--- Records shown ---

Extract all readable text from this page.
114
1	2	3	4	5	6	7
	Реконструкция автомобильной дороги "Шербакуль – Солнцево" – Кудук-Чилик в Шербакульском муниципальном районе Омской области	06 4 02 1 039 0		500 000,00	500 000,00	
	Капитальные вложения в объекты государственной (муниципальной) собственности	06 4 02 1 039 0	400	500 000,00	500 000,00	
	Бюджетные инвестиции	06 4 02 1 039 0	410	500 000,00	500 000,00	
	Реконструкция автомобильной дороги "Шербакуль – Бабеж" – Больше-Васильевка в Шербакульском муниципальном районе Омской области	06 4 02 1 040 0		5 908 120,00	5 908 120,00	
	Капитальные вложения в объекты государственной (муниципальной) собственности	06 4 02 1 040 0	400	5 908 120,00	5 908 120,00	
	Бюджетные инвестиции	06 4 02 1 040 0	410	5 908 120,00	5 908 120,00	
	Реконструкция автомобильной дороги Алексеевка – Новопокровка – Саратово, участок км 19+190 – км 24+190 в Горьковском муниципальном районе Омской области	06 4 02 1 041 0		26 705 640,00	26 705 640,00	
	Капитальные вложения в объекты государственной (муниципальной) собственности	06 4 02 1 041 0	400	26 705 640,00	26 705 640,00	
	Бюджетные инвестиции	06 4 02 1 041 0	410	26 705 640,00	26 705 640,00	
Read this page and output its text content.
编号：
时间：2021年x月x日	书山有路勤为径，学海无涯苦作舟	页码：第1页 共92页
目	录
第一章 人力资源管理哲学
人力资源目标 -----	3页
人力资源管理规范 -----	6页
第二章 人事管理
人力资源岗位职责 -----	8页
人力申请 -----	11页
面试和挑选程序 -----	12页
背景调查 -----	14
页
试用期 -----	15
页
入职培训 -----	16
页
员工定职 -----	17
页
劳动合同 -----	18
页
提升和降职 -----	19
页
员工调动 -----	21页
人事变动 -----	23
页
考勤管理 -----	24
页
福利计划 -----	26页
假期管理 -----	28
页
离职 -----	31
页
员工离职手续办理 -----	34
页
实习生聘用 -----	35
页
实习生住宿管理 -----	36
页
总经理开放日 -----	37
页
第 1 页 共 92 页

---

▸ Task brief:
Determine the number of lines in the listing that contain the string "Бюджетные". Write that number and nothing else.

▸ The solution:
3